Exercise task ->
With the pictures left out, copy the listing below exactly.

Data records ->
* start *

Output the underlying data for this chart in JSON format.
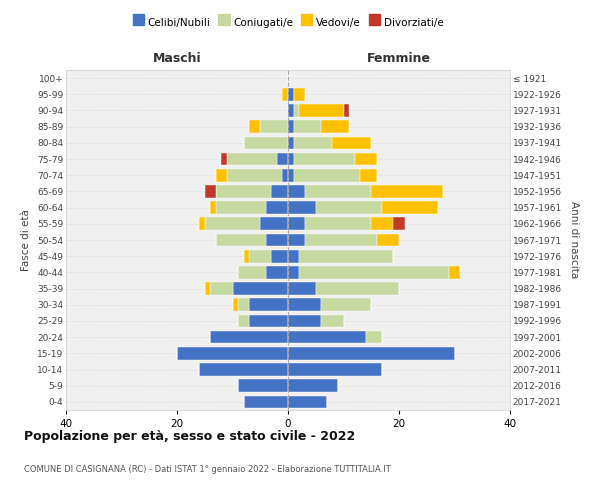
{
  "age_groups": [
    "0-4",
    "5-9",
    "10-14",
    "15-19",
    "20-24",
    "25-29",
    "30-34",
    "35-39",
    "40-44",
    "45-49",
    "50-54",
    "55-59",
    "60-64",
    "65-69",
    "70-74",
    "75-79",
    "80-84",
    "85-89",
    "90-94",
    "95-99",
    "100+"
  ],
  "birth_years": [
    "2017-2021",
    "2012-2016",
    "2007-2011",
    "2002-2006",
    "1997-2001",
    "1992-1996",
    "1987-1991",
    "1982-1986",
    "1977-1981",
    "1972-1976",
    "1967-1971",
    "1962-1966",
    "1957-1961",
    "1952-1956",
    "1947-1951",
    "1942-1946",
    "1937-1941",
    "1932-1936",
    "1927-1931",
    "1922-1926",
    "≤ 1921"
  ],
  "male_celibi": [
    8,
    9,
    16,
    20,
    14,
    7,
    7,
    10,
    4,
    3,
    4,
    5,
    4,
    3,
    1,
    2,
    0,
    0,
    0,
    0,
    0
  ],
  "male_coniugati": [
    0,
    0,
    0,
    0,
    0,
    2,
    2,
    4,
    5,
    4,
    9,
    10,
    9,
    10,
    10,
    9,
    8,
    5,
    0,
    0,
    0
  ],
  "male_vedovi": [
    0,
    0,
    0,
    0,
    0,
    0,
    1,
    1,
    0,
    1,
    0,
    1,
    1,
    0,
    2,
    0,
    0,
    2,
    0,
    1,
    0
  ],
  "male_divorziati": [
    0,
    0,
    0,
    0,
    0,
    0,
    0,
    0,
    0,
    0,
    0,
    0,
    0,
    2,
    0,
    1,
    0,
    0,
    0,
    0,
    0
  ],
  "female_celibi": [
    7,
    9,
    17,
    30,
    14,
    6,
    6,
    5,
    2,
    2,
    3,
    3,
    5,
    3,
    1,
    1,
    1,
    1,
    1,
    1,
    0
  ],
  "female_coniugati": [
    0,
    0,
    0,
    0,
    3,
    4,
    9,
    15,
    27,
    17,
    13,
    12,
    12,
    12,
    12,
    11,
    7,
    5,
    1,
    0,
    0
  ],
  "female_vedovi": [
    0,
    0,
    0,
    0,
    0,
    0,
    0,
    0,
    2,
    0,
    4,
    4,
    10,
    13,
    3,
    4,
    7,
    5,
    8,
    2,
    0
  ],
  "female_divorziati": [
    0,
    0,
    0,
    0,
    0,
    0,
    0,
    0,
    0,
    0,
    0,
    2,
    0,
    0,
    0,
    0,
    0,
    0,
    1,
    0,
    0
  ],
  "colors": {
    "celibi": "#4472c4",
    "coniugati": "#c5d9a0",
    "vedovi": "#ffc000",
    "divorziati": "#c0392b"
  },
  "title": "Popolazione per età, sesso e stato civile - 2022",
  "subtitle": "COMUNE DI CASIGNANA (RC) - Dati ISTAT 1° gennaio 2022 - Elaborazione TUTTITALIA.IT",
  "xlabel_left": "Maschi",
  "xlabel_right": "Femmine",
  "ylabel_left": "Fasce di età",
  "ylabel_right": "Anni di nascita",
  "xlim": 40,
  "bg_color": "#ffffff",
  "plot_bg_color": "#f0f0f0",
  "grid_color": "#dddddd",
  "legend_labels": [
    "Celibi/Nubili",
    "Coniugati/e",
    "Vedovi/e",
    "Divorziati/e"
  ]
}
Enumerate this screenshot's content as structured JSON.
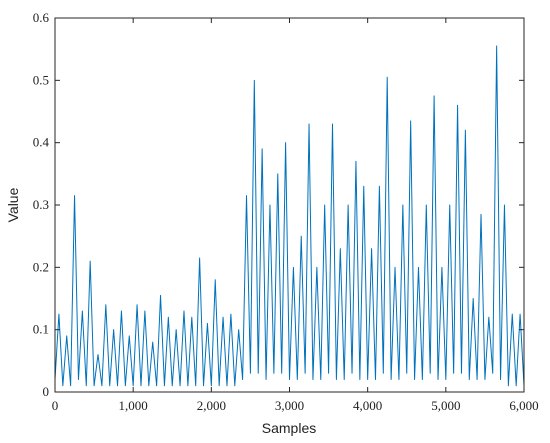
{
  "chart_data": {
    "type": "line",
    "x_label": "Samples",
    "y_label": "Value",
    "x": [
      0,
      50,
      100,
      150,
      200,
      250,
      300,
      350,
      400,
      450,
      500,
      550,
      600,
      650,
      700,
      750,
      800,
      850,
      900,
      950,
      1000,
      1050,
      1100,
      1150,
      1200,
      1250,
      1300,
      1350,
      1400,
      1450,
      1500,
      1550,
      1600,
      1650,
      1700,
      1750,
      1800,
      1850,
      1900,
      1950,
      2000,
      2050,
      2100,
      2150,
      2200,
      2250,
      2300,
      2350,
      2400,
      2450,
      2500,
      2550,
      2600,
      2650,
      2700,
      2750,
      2800,
      2850,
      2900,
      2950,
      3000,
      3050,
      3100,
      3150,
      3200,
      3250,
      3300,
      3350,
      3400,
      3450,
      3500,
      3550,
      3600,
      3650,
      3700,
      3750,
      3800,
      3850,
      3900,
      3950,
      4000,
      4050,
      4100,
      4150,
      4200,
      4250,
      4300,
      4350,
      4400,
      4450,
      4500,
      4550,
      4600,
      4650,
      4700,
      4750,
      4800,
      4850,
      4900,
      4950,
      5000,
      5050,
      5100,
      5150,
      5200,
      5250,
      5300,
      5350,
      5400,
      5450,
      5500,
      5550,
      5600,
      5650,
      5700,
      5750,
      5800,
      5850,
      5900,
      5950,
      6000
    ],
    "series": [
      {
        "color": "#0072bd",
        "values": [
          0.02,
          0.125,
          0.01,
          0.09,
          0.01,
          0.315,
          0.02,
          0.13,
          0.01,
          0.21,
          0.01,
          0.06,
          0.01,
          0.14,
          0.01,
          0.1,
          0.01,
          0.13,
          0.01,
          0.09,
          0.01,
          0.14,
          0.01,
          0.13,
          0.01,
          0.08,
          0.01,
          0.155,
          0.01,
          0.12,
          0.01,
          0.1,
          0.01,
          0.13,
          0.01,
          0.12,
          0.01,
          0.215,
          0.01,
          0.11,
          0.01,
          0.18,
          0.01,
          0.12,
          0.01,
          0.125,
          0.01,
          0.1,
          0.02,
          0.315,
          0.03,
          0.5,
          0.03,
          0.39,
          0.02,
          0.3,
          0.03,
          0.35,
          0.03,
          0.4,
          0.02,
          0.2,
          0.02,
          0.25,
          0.03,
          0.43,
          0.02,
          0.2,
          0.02,
          0.3,
          0.03,
          0.43,
          0.02,
          0.23,
          0.02,
          0.3,
          0.03,
          0.37,
          0.02,
          0.33,
          0.02,
          0.23,
          0.02,
          0.33,
          0.03,
          0.505,
          0.02,
          0.2,
          0.02,
          0.3,
          0.03,
          0.435,
          0.02,
          0.2,
          0.02,
          0.3,
          0.03,
          0.475,
          0.02,
          0.2,
          0.02,
          0.3,
          0.03,
          0.46,
          0.03,
          0.42,
          0.02,
          0.15,
          0.02,
          0.285,
          0.02,
          0.12,
          0.03,
          0.555,
          0.02,
          0.3,
          0.01,
          0.125,
          0.01,
          0.125,
          0.01
        ]
      }
    ],
    "xlim": [
      0,
      6000
    ],
    "xticks": [
      0,
      {
        "value": 1000,
        "label": "1,000"
      },
      {
        "value": 2000,
        "label": "2,000"
      },
      {
        "value": 3000,
        "label": "3,000"
      },
      {
        "value": 4000,
        "label": "4,000"
      },
      {
        "value": 5000,
        "label": "5,000"
      },
      {
        "value": 6000,
        "label": "6,000"
      }
    ],
    "ylim": [
      0,
      0.6
    ],
    "yticks": [
      0,
      0.1,
      0.2,
      0.3,
      0.4,
      0.5,
      0.6
    ]
  }
}
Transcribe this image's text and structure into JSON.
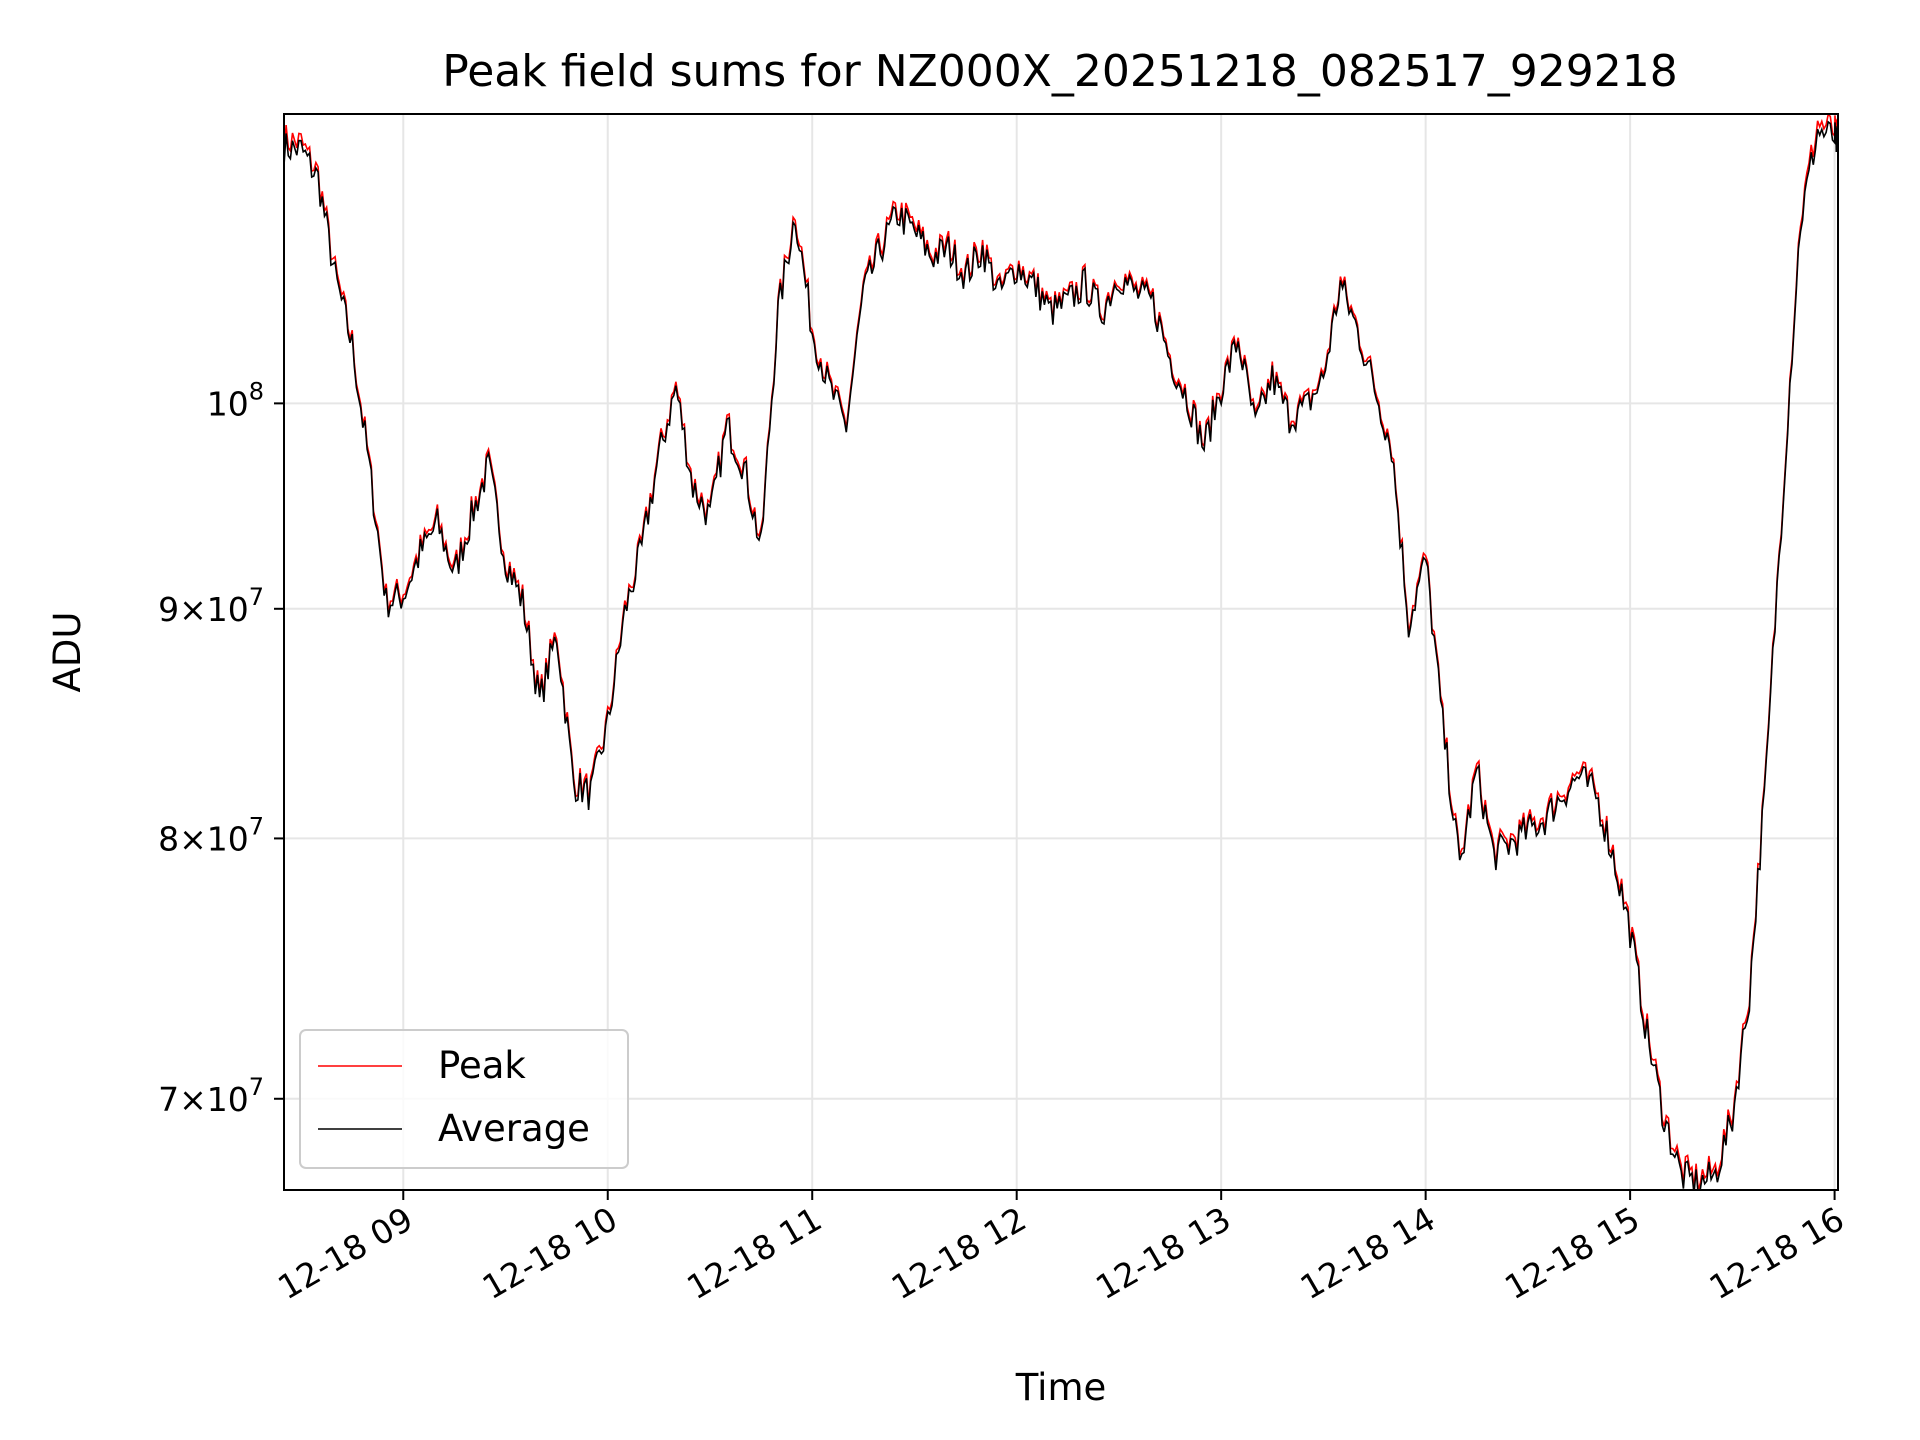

* end *

Task response ->
Output the underlying data for this chart in JSON format.
{
  "age_groups": [
    "0-4",
    "5-9",
    "10-14",
    "15-19",
    "20-24",
    "25-29",
    "30-34",
    "35-39",
    "40-44",
    "45-49",
    "50-54",
    "55-59",
    "60-64",
    "65-69",
    "70-74",
    "75-79",
    "80-84",
    "85-89",
    "90-94",
    "95-99",
    "100+"
  ],
  "birth_years": [
    "2017-2021",
    "2012-2016",
    "2007-2011",
    "2002-2006",
    "1997-2001",
    "1992-1996",
    "1987-1991",
    "1982-1986",
    "1977-1981",
    "1972-1976",
    "1967-1971",
    "1962-1966",
    "1957-1961",
    "1952-1956",
    "1947-1951",
    "1942-1946",
    "1937-1941",
    "1932-1936",
    "1927-1931",
    "1922-1926",
    "≤ 1921"
  ],
  "male_celibi": [
    8,
    9,
    16,
    20,
    14,
    7,
    7,
    10,
    4,
    3,
    4,
    5,
    4,
    3,
    1,
    2,
    0,
    0,
    0,
    0,
    0
  ],
  "male_coniugati": [
    0,
    0,
    0,
    0,
    0,
    2,
    2,
    4,
    5,
    4,
    9,
    10,
    9,
    10,
    10,
    9,
    8,
    5,
    0,
    0,
    0
  ],
  "male_vedovi": [
    0,
    0,
    0,
    0,
    0,
    0,
    1,
    1,
    0,
    1,
    0,
    1,
    1,
    0,
    2,
    0,
    0,
    2,
    0,
    1,
    0
  ],
  "male_divorziati": [
    0,
    0,
    0,
    0,
    0,
    0,
    0,
    0,
    0,
    0,
    0,
    0,
    0,
    2,
    0,
    1,
    0,
    0,
    0,
    0,
    0
  ],
  "female_celibi": [
    7,
    9,
    17,
    30,
    14,
    6,
    6,
    5,
    2,
    2,
    3,
    3,
    5,
    3,
    1,
    1,
    1,
    1,
    1,
    1,
    0
  ],
  "female_coniugati": [
    0,
    0,
    0,
    0,
    3,
    4,
    9,
    15,
    27,
    17,
    13,
    12,
    12,
    12,
    12,
    11,
    7,
    5,
    1,
    0,
    0
  ],
  "female_vedovi": [
    0,
    0,
    0,
    0,
    0,
    0,
    0,
    0,
    2,
    0,
    4,
    4,
    10,
    13,
    3,
    4,
    7,
    5,
    8,
    2,
    0
  ],
  "female_divorziati": [
    0,
    0,
    0,
    0,
    0,
    0,
    0,
    0,
    0,
    0,
    0,
    2,
    0,
    0,
    0,
    0,
    0,
    0,
    1,
    0,
    0
  ],
  "colors": {
    "celibi": "#4472c4",
    "coniugati": "#c5d9a0",
    "vedovi": "#ffc000",
    "divorziati": "#c0392b"
  },
  "title": "Popolazione per età, sesso e stato civile - 2022",
  "subtitle": "COMUNE DI CASIGNANA (RC) - Dati ISTAT 1° gennaio 2022 - Elaborazione TUTTITALIA.IT",
  "xlabel_left": "Maschi",
  "xlabel_right": "Femmine",
  "ylabel_left": "Fasce di età",
  "ylabel_right": "Anni di nascita",
  "xlim": 40,
  "bg_color": "#ffffff",
  "plot_bg_color": "#f0f0f0",
  "grid_color": "#dddddd",
  "legend_labels": [
    "Celibi/Nubili",
    "Coniugati/e",
    "Vedovi/e",
    "Divorziati/e"
  ]
}
Enumerate this screenshot's content as structured JSON.
{
  "chart_data": {
    "type": "line",
    "x_label": "Samples",
    "y_label": "Value",
    "x": [
      0,
      50,
      100,
      150,
      200,
      250,
      300,
      350,
      400,
      450,
      500,
      550,
      600,
      650,
      700,
      750,
      800,
      850,
      900,
      950,
      1000,
      1050,
      1100,
      1150,
      1200,
      1250,
      1300,
      1350,
      1400,
      1450,
      1500,
      1550,
      1600,
      1650,
      1700,
      1750,
      1800,
      1850,
      1900,
      1950,
      2000,
      2050,
      2100,
      2150,
      2200,
      2250,
      2300,
      2350,
      2400,
      2450,
      2500,
      2550,
      2600,
      2650,
      2700,
      2750,
      2800,
      2850,
      2900,
      2950,
      3000,
      3050,
      3100,
      3150,
      3200,
      3250,
      3300,
      3350,
      3400,
      3450,
      3500,
      3550,
      3600,
      3650,
      3700,
      3750,
      3800,
      3850,
      3900,
      3950,
      4000,
      4050,
      4100,
      4150,
      4200,
      4250,
      4300,
      4350,
      4400,
      4450,
      4500,
      4550,
      4600,
      4650,
      4700,
      4750,
      4800,
      4850,
      4900,
      4950,
      5000,
      5050,
      5100,
      5150,
      5200,
      5250,
      5300,
      5350,
      5400,
      5450,
      5500,
      5550,
      5600,
      5650,
      5700,
      5750,
      5800,
      5850,
      5900,
      5950,
      6000
    ],
    "series": [
      {
        "color": "#0072bd",
        "values": [
          0.02,
          0.125,
          0.01,
          0.09,
          0.01,
          0.315,
          0.02,
          0.13,
          0.01,
          0.21,
          0.01,
          0.06,
          0.01,
          0.14,
          0.01,
          0.1,
          0.01,
          0.13,
          0.01,
          0.09,
          0.01,
          0.14,
          0.01,
          0.13,
          0.01,
          0.08,
          0.01,
          0.155,
          0.01,
          0.12,
          0.01,
          0.1,
          0.01,
          0.13,
          0.01,
          0.12,
          0.01,
          0.215,
          0.01,
          0.11,
          0.01,
          0.18,
          0.01,
          0.12,
          0.01,
          0.125,
          0.01,
          0.1,
          0.02,
          0.315,
          0.03,
          0.5,
          0.03,
          0.39,
          0.02,
          0.3,
          0.03,
          0.35,
          0.03,
          0.4,
          0.02,
          0.2,
          0.02,
          0.25,
          0.03,
          0.43,
          0.02,
          0.2,
          0.02,
          0.3,
          0.03,
          0.43,
          0.02,
          0.23,
          0.02,
          0.3,
          0.03,
          0.37,
          0.02,
          0.33,
          0.02,
          0.23,
          0.02,
          0.33,
          0.03,
          0.505,
          0.02,
          0.2,
          0.02,
          0.3,
          0.03,
          0.435,
          0.02,
          0.2,
          0.02,
          0.3,
          0.03,
          0.475,
          0.02,
          0.2,
          0.02,
          0.3,
          0.03,
          0.46,
          0.03,
          0.42,
          0.02,
          0.15,
          0.02,
          0.285,
          0.02,
          0.12,
          0.03,
          0.555,
          0.02,
          0.3,
          0.01,
          0.125,
          0.01,
          0.125,
          0.01
        ]
      }
    ],
    "xlim": [
      0,
      6000
    ],
    "xticks": [
      0,
      {
        "value": 1000,
        "label": "1,000"
      },
      {
        "value": 2000,
        "label": "2,000"
      },
      {
        "value": 3000,
        "label": "3,000"
      },
      {
        "value": 4000,
        "label": "4,000"
      },
      {
        "value": 5000,
        "label": "5,000"
      },
      {
        "value": 6000,
        "label": "6,000"
      }
    ],
    "ylim": [
      0,
      0.6
    ],
    "yticks": [
      0,
      0.1,
      0.2,
      0.3,
      0.4,
      0.5,
      0.6
    ]
  }
}
Transcribe this image's text and structure into JSON.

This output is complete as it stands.